Copy out each line exactly; pictures stay out of the copy.

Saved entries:
•••

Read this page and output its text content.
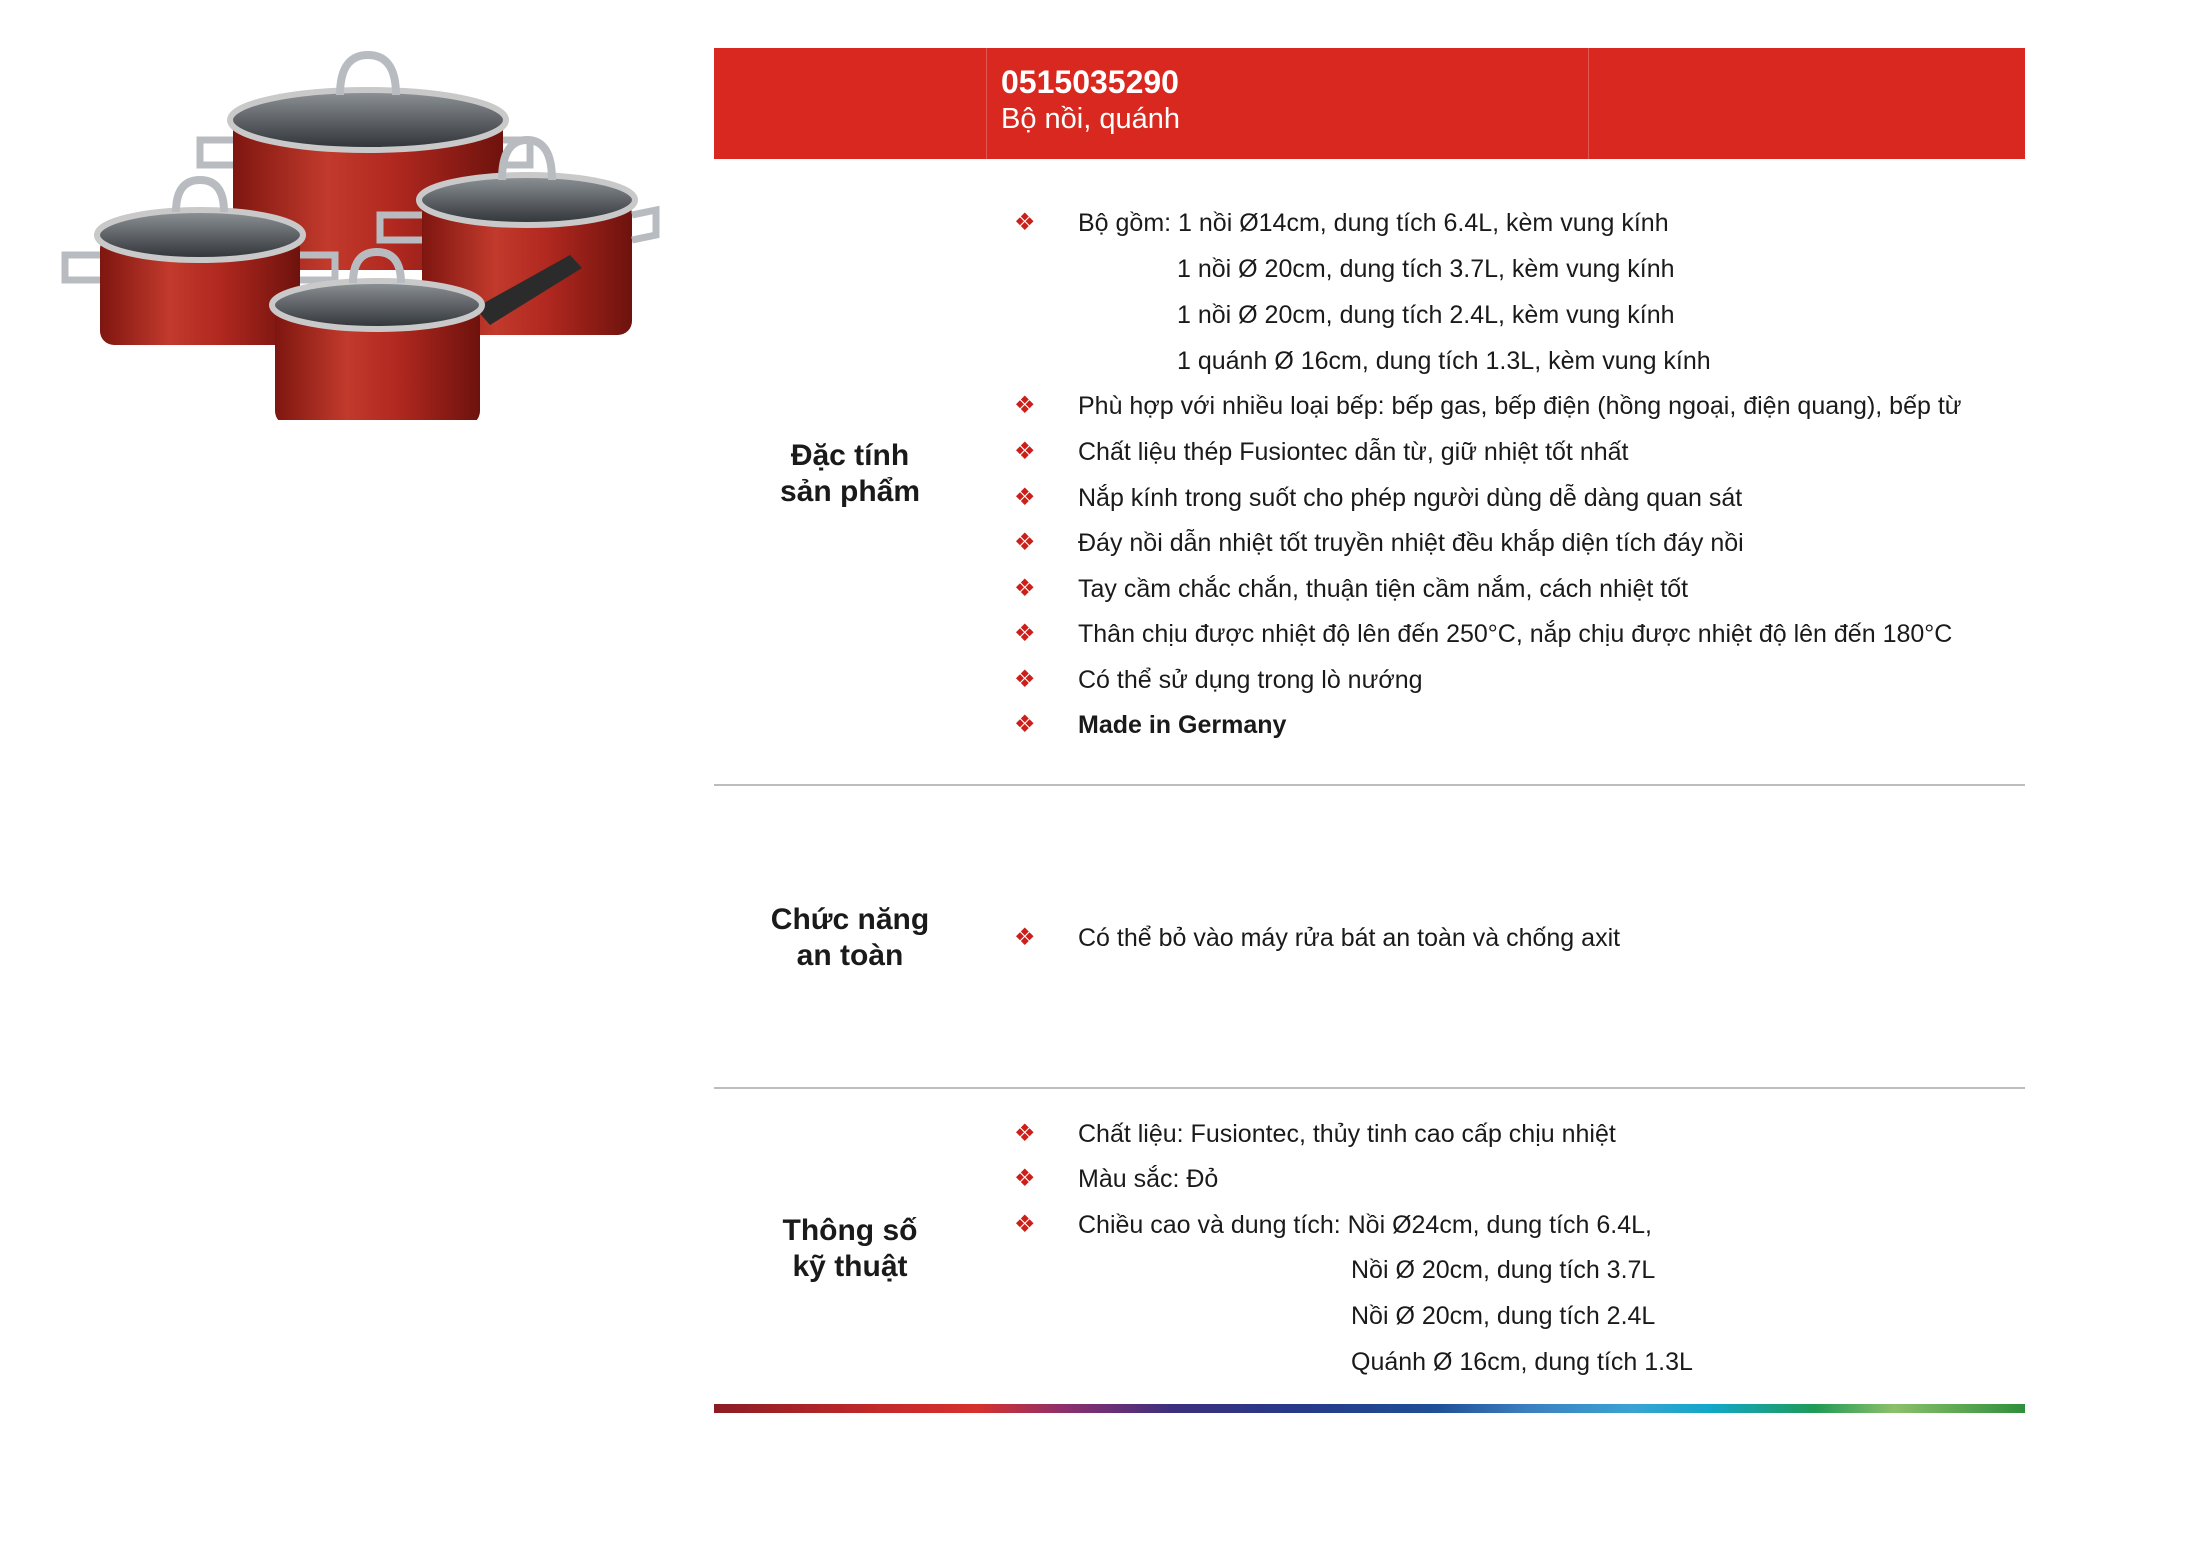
0515035290
Bộ nồi, quánh
Đặc tính
sản phẩm
❖ Bộ gồm: 1 nồi Ø14cm, dung tích 6.4L, kèm vung kính
1 nồi Ø 20cm, dung tích 3.7L, kèm vung kính
1 nồi Ø 20cm, dung tích 2.4L, kèm vung kính
1 quánh Ø 16cm, dung tích 1.3L, kèm vung kính
❖ Phù hợp với nhiều loại bếp: bếp gas, bếp điện (hồng ngoại, điện quang), bếp từ
❖ Chất liệu thép Fusiontec dẫn từ, giữ nhiệt tốt nhất
❖ Nắp kính trong suốt cho phép người dùng dễ dàng quan sát
❖ Đáy nồi dẫn nhiệt tốt truyền nhiệt đều khắp diện tích đáy nồi
❖ Tay cầm chắc chắn, thuận tiện cầm nắm, cách nhiệt tốt
❖ Thân chịu được nhiệt độ lên đến 250°C, nắp chịu được nhiệt độ lên đến 180°C
❖ Có thể sử dụng trong lò nướng
❖ Made in Germany
Chức năng
an toàn
❖ Có thể bỏ vào máy rửa bát an toàn và chống axit
Thông số
kỹ thuật
❖ Chất liệu: Fusiontec, thủy tinh cao cấp chịu nhiệt
❖ Màu sắc: Đỏ
❖ Chiều cao và dung tích: Nồi Ø24cm, dung tích 6.4L,
Nồi Ø 20cm, dung tích 3.7L
Nồi Ø 20cm, dung tích 2.4L
Quánh Ø 16cm, dung tích 1.3L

•••

--- Correct output ---
Read this page and output its text content.
0515035290
Bộ nồi, quánh
Đặc tính
sản phẩm
❖ Bộ gồm: 1 nồi Ø14cm, dung tích 6.4L, kèm vung kính
1 nồi Ø 20cm, dung tích 3.7L, kèm vung kính
1 nồi Ø 20cm, dung tích 2.4L, kèm vung kính
1 quánh Ø 16cm, dung tích 1.3L, kèm vung kính
❖ Phù hợp với nhiều loại bếp: bếp gas, bếp điện (hồng ngoại, điện quang), bếp từ
❖ Chất liệu thép Fusiontec dẫn từ, giữ nhiệt tốt nhất
❖ Nắp kính trong suốt cho phép người dùng dễ dàng quan sát
❖ Đáy nồi dẫn nhiệt tốt truyền nhiệt đều khắp diện tích đáy nồi
❖ Tay cầm chắc chắn, thuận tiện cầm nắm, cách nhiệt tốt
❖ Thân chịu được nhiệt độ lên đến 250°C, nắp chịu được nhiệt độ lên đến 180°C
❖ Có thể sử dụng trong lò nướng
❖ Made in Germany
Chức năng
an toàn
❖ Có thể bỏ vào máy rửa bát an toàn và chống axit
Thông số
kỹ thuật
❖ Chất liệu: Fusiontec, thủy tinh cao cấp chịu nhiệt
❖ Màu sắc: Đỏ
❖ Chiều cao và dung tích: Nồi Ø24cm, dung tích 6.4L,
Nồi Ø 20cm, dung tích 3.7L
Nồi Ø 20cm, dung tích 2.4L
Quánh Ø 16cm, dung tích 1.3L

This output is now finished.